### Task prompt
Write out the listing below in full and exactly, leaving out every picture.

### Input records
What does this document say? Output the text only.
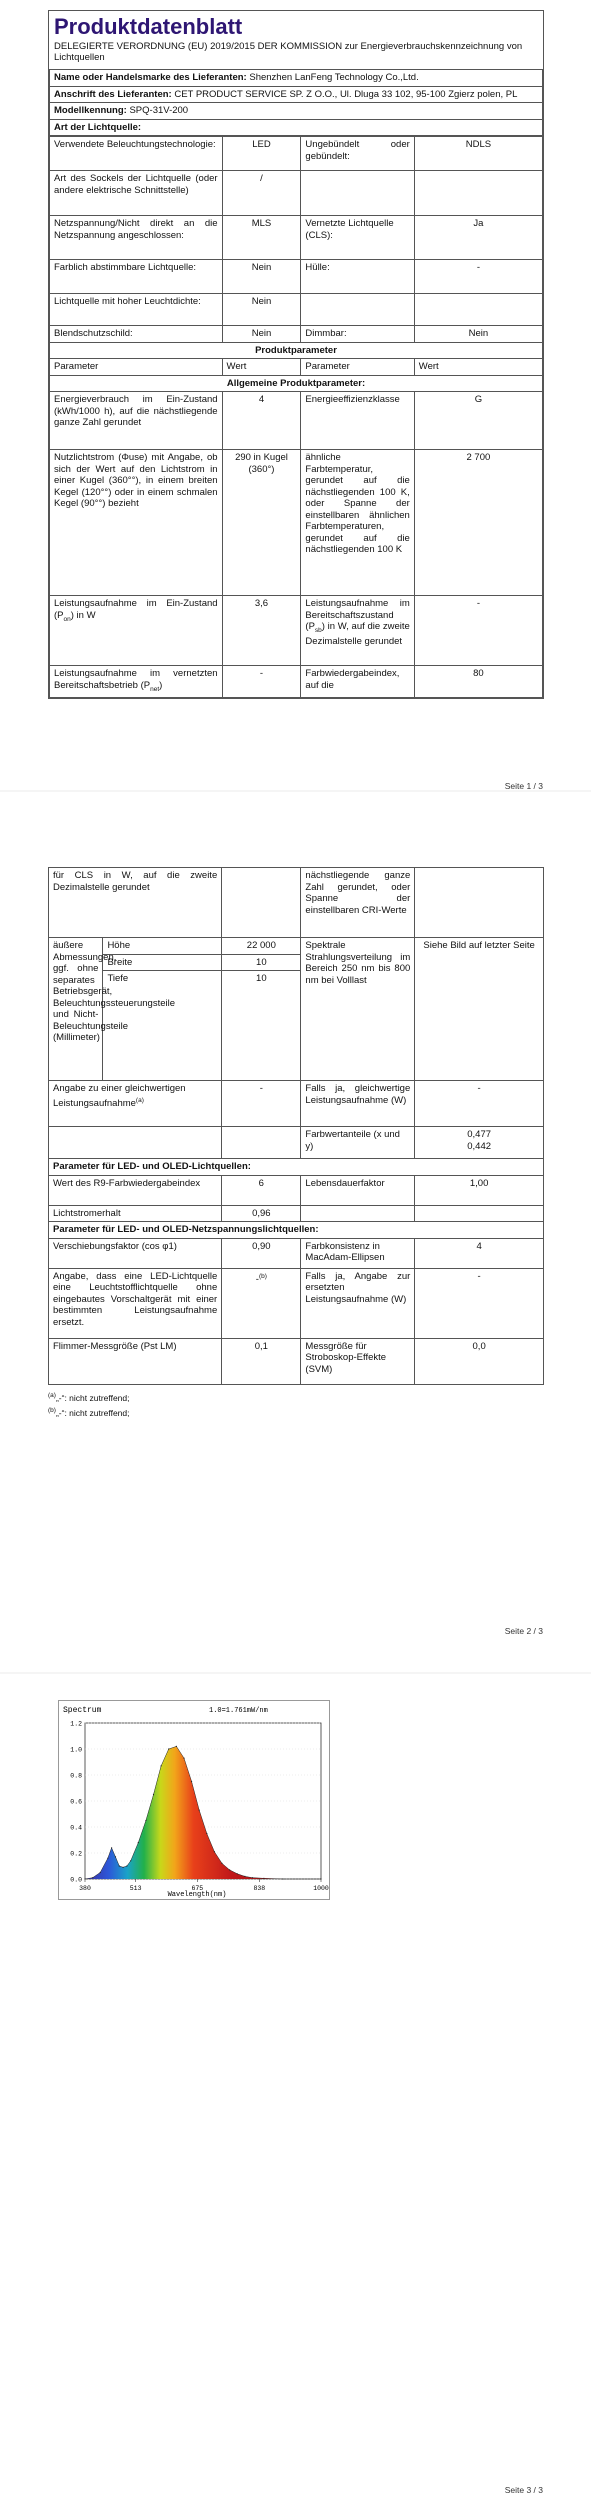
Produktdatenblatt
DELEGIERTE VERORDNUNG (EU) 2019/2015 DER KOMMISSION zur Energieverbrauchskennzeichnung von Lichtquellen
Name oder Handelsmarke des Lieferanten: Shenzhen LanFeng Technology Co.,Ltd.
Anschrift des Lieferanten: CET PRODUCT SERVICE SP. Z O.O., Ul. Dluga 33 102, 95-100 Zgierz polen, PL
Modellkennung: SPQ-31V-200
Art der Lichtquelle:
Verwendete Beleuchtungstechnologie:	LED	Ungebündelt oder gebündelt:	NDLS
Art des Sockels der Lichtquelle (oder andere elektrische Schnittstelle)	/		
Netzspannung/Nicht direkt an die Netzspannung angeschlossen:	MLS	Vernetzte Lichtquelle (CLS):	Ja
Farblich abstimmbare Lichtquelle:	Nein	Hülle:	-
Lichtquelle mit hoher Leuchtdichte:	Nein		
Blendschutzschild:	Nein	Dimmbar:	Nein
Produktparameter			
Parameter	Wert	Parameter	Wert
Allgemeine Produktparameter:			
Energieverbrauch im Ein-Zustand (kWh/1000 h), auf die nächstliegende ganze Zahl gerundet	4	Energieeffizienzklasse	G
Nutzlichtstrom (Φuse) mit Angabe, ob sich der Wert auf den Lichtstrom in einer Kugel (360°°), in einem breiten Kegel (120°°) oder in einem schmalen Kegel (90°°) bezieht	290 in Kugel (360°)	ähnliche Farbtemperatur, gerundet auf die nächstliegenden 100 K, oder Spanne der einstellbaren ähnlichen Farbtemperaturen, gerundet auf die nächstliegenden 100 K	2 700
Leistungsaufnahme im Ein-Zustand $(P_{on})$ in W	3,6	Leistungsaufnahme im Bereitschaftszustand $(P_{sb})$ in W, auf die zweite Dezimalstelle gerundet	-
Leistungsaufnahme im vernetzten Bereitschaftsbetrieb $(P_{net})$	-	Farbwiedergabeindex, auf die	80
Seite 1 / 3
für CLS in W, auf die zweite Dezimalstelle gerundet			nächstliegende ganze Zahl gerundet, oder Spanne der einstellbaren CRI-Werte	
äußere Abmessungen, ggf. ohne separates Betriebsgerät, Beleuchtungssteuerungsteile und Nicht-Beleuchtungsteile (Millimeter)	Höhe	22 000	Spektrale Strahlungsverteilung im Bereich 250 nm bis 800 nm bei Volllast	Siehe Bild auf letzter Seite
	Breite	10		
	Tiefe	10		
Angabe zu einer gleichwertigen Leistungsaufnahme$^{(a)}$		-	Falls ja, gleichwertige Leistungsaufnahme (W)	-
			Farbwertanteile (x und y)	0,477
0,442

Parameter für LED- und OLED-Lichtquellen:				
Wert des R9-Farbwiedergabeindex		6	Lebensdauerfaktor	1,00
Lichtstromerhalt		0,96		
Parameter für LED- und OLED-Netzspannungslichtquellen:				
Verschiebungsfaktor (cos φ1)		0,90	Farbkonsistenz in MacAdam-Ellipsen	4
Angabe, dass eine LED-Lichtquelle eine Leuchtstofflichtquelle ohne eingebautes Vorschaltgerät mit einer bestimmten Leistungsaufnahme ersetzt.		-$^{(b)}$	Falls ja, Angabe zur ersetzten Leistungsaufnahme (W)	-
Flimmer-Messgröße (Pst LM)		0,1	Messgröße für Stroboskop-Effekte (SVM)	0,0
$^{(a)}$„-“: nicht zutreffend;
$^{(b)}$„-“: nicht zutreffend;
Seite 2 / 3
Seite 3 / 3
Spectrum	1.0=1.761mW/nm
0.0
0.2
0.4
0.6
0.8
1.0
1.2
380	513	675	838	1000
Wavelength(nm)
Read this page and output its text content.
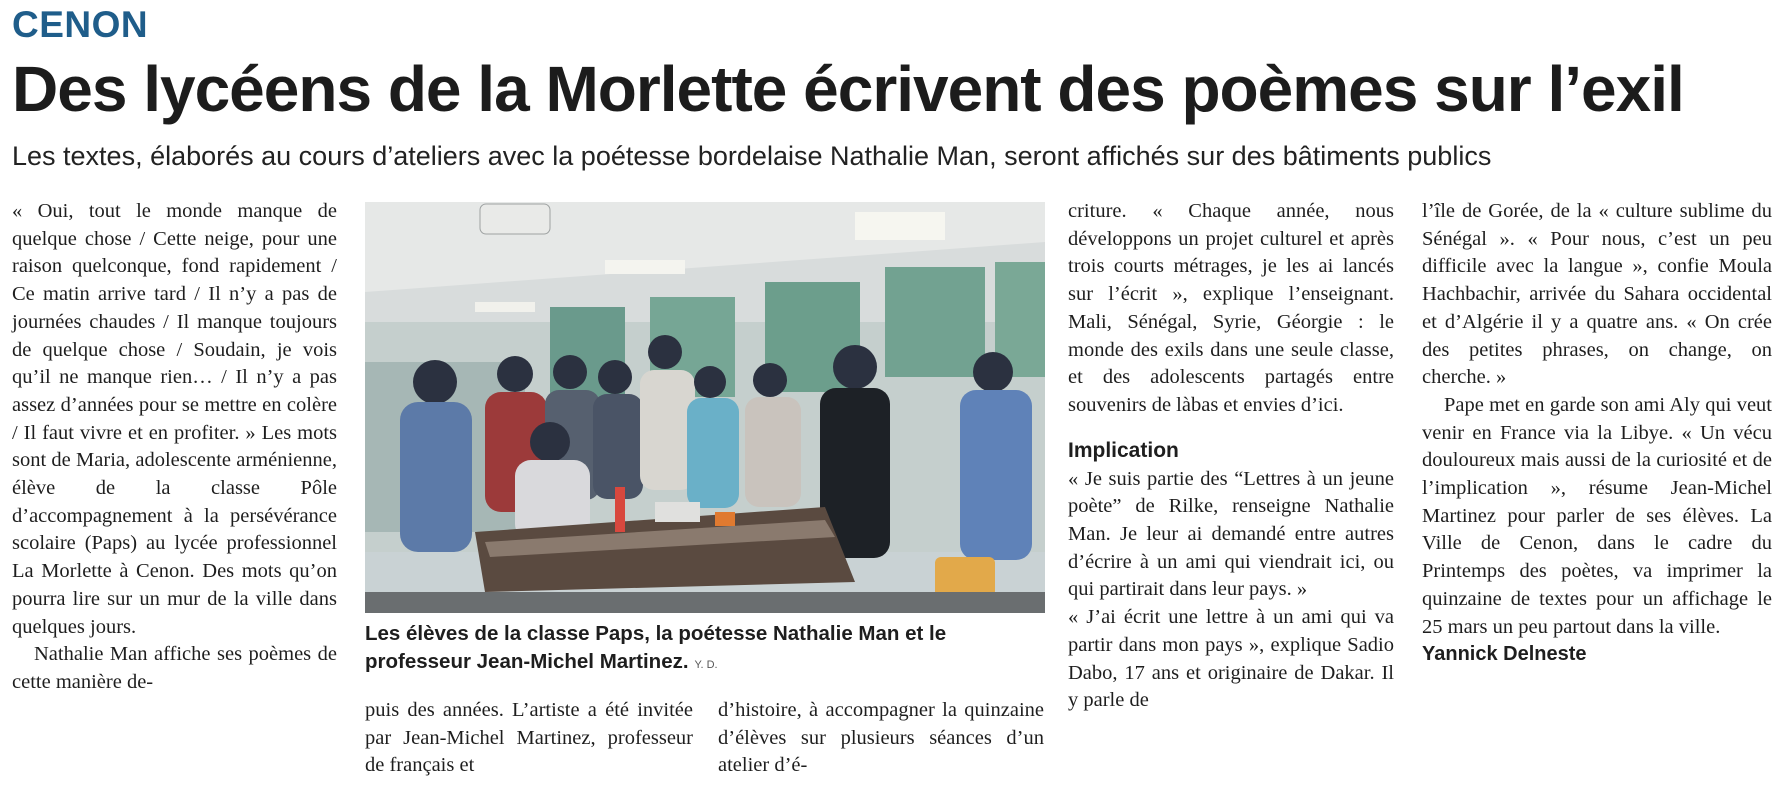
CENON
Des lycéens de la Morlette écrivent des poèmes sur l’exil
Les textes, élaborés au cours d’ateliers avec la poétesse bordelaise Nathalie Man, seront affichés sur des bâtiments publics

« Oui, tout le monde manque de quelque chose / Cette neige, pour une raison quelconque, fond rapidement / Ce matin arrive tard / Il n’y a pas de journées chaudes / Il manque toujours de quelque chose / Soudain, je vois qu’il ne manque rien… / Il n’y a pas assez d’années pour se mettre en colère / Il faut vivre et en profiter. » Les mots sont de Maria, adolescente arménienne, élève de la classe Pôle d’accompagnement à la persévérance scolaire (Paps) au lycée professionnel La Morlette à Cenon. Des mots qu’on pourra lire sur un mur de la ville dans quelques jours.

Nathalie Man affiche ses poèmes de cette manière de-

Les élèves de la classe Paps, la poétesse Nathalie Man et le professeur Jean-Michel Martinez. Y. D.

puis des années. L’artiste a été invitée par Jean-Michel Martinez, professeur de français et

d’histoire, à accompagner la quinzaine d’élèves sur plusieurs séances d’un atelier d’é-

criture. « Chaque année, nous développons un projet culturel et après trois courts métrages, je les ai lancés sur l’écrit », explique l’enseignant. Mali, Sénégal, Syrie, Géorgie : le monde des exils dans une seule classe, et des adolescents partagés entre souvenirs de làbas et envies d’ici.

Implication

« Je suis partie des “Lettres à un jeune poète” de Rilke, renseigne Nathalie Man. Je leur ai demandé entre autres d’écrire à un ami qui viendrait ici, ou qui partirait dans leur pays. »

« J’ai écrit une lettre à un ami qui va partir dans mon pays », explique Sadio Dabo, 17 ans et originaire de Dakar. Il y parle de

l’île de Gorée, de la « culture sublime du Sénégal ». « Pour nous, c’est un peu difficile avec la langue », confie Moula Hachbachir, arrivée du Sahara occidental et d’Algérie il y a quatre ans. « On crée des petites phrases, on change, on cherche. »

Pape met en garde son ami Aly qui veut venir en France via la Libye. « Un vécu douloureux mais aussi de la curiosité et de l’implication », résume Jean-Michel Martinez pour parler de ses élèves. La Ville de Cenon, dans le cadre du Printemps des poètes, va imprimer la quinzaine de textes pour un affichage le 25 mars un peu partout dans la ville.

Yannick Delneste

### Task output
What does this document say? Output the text only.
Produktdatenblatt
DELEGIERTE VERORDNUNG (EU) 2019/2015 DER KOMMISSION zur Energieverbrauchskennzeichnung von Lichtquellen
Name oder Handelsmarke des Lieferanten: Shenzhen LanFeng Technology Co.,Ltd.
Anschrift des Lieferanten: CET PRODUCT SERVICE SP. Z O.O., Ul. Dluga 33 102, 95-100 Zgierz polen, PL
Modellkennung: SPQ-31V-200
Art der Lichtquelle:
Verwendete Beleuchtungstechnologie:	LED	Ungebündelt oder gebündelt:	NDLS
Art des Sockels der Lichtquelle (oder andere elektrische Schnittstelle)	/		
Netzspannung/Nicht direkt an die Netzspannung angeschlossen:	MLS	Vernetzte Lichtquelle (CLS):	Ja
Farblich abstimmbare Lichtquelle:	Nein	Hülle:	-
Lichtquelle mit hoher Leuchtdichte:	Nein		
Blendschutzschild:	Nein	Dimmbar:	Nein
Produktparameter			
Parameter	Wert	Parameter	Wert
Allgemeine Produktparameter:			
Energieverbrauch im Ein-Zustand (kWh/1000 h), auf die nächstliegende ganze Zahl gerundet	4	Energieeffizienzklasse	G
Nutzlichtstrom (Φuse) mit Angabe, ob sich der Wert auf den Lichtstrom in einer Kugel (360°°), in einem breiten Kegel (120°°) oder in einem schmalen Kegel (90°°) bezieht	290 in Kugel (360°)	ähnliche Farbtemperatur, gerundet auf die nächstliegenden 100 K, oder Spanne der einstellbaren ähnlichen Farbtemperaturen, gerundet auf die nächstliegenden 100 K	2 700
Leistungsaufnahme im Ein-Zustand $(P_{on})$ in W	3,6	Leistungsaufnahme im Bereitschaftszustand $(P_{sb})$ in W, auf die zweite Dezimalstelle gerundet	-
Leistungsaufnahme im vernetzten Bereitschaftsbetrieb $(P_{net})$	-	Farbwiedergabeindex, auf die	80
Seite 1 / 3
für CLS in W, auf die zweite Dezimalstelle gerundet			nächstliegende ganze Zahl gerundet, oder Spanne der einstellbaren CRI-Werte	
äußere Abmessungen, ggf. ohne separates Betriebsgerät, Beleuchtungssteuerungsteile und Nicht-Beleuchtungsteile (Millimeter)	Höhe	22 000	Spektrale Strahlungsverteilung im Bereich 250 nm bis 800 nm bei Volllast	Siehe Bild auf letzter Seite
	Breite	10		
	Tiefe	10		
Angabe zu einer gleichwertigen Leistungsaufnahme$^{(a)}$		-	Falls ja, gleichwertige Leistungsaufnahme (W)	-
			Farbwertanteile (x und y)	0,477
0,442

Parameter für LED- und OLED-Lichtquellen:				
Wert des R9-Farbwiedergabeindex		6	Lebensdauerfaktor	1,00
Lichtstromerhalt		0,96		
Parameter für LED- und OLED-Netzspannungslichtquellen:				
Verschiebungsfaktor (cos φ1)		0,90	Farbkonsistenz in MacAdam-Ellipsen	4
Angabe, dass eine LED-Lichtquelle eine Leuchtstofflichtquelle ohne eingebautes Vorschaltgerät mit einer bestimmten Leistungsaufnahme ersetzt.		-$^{(b)}$	Falls ja, Angabe zur ersetzten Leistungsaufnahme (W)	-
Flimmer-Messgröße (Pst LM)		0,1	Messgröße für Stroboskop-Effekte (SVM)	0,0
$^{(a)}$„-“: nicht zutreffend;
$^{(b)}$„-“: nicht zutreffend;
Seite 2 / 3
Seite 3 / 3
Spectrum	1.0=1.761mW/nm
0.0
0.2
0.4
0.6
0.8
1.0
1.2
380	513	675	838	1000
Wavelength(nm)
Read this page and output its text content.
CENON
Des lycéens de la Morlette écrivent des poèmes sur l’exil
Les textes, élaborés au cours d’ateliers avec la poétesse bordelaise Nathalie Man, seront affichés sur des bâtiments publics

« Oui, tout le monde manque de quelque chose / Cette neige, pour une raison quelconque, fond rapidement / Ce matin arrive tard / Il n’y a pas de journées chaudes / Il manque toujours de quelque chose / Soudain, je vois qu’il ne manque rien… / Il n’y a pas assez d’années pour se mettre en colère / Il faut vivre et en profiter. » Les mots sont de Maria, adolescente arménienne, élève de la classe Pôle d’accompagnement à la persévérance scolaire (Paps) au lycée professionnel La Morlette à Cenon. Des mots qu’on pourra lire sur un mur de la ville dans quelques jours.

Nathalie Man affiche ses poèmes de cette manière de-

Les élèves de la classe Paps, la poétesse Nathalie Man et le professeur Jean-Michel Martinez. Y. D.

puis des années. L’artiste a été invitée par Jean-Michel Martinez, professeur de français et

d’histoire, à accompagner la quinzaine d’élèves sur plusieurs séances d’un atelier d’é-

criture. « Chaque année, nous développons un projet culturel et après trois courts métrages, je les ai lancés sur l’écrit », explique l’enseignant. Mali, Sénégal, Syrie, Géorgie : le monde des exils dans une seule classe, et des adolescents partagés entre souvenirs de làbas et envies d’ici.

Implication

« Je suis partie des “Lettres à un jeune poète” de Rilke, renseigne Nathalie Man. Je leur ai demandé entre autres d’écrire à un ami qui viendrait ici, ou qui partirait dans leur pays. »

« J’ai écrit une lettre à un ami qui va partir dans mon pays », explique Sadio Dabo, 17 ans et originaire de Dakar. Il y parle de

l’île de Gorée, de la « culture sublime du Sénégal ». « Pour nous, c’est un peu difficile avec la langue », confie Moula Hachbachir, arrivée du Sahara occidental et d’Algérie il y a quatre ans. « On crée des petites phrases, on change, on cherche. »

Pape met en garde son ami Aly qui veut venir en France via la Libye. « Un vécu douloureux mais aussi de la curiosité et de l’implication », résume Jean-Michel Martinez pour parler de ses élèves. La Ville de Cenon, dans le cadre du Printemps des poètes, va imprimer la quinzaine de textes pour un affichage le 25 mars un peu partout dans la ville.

Yannick Delneste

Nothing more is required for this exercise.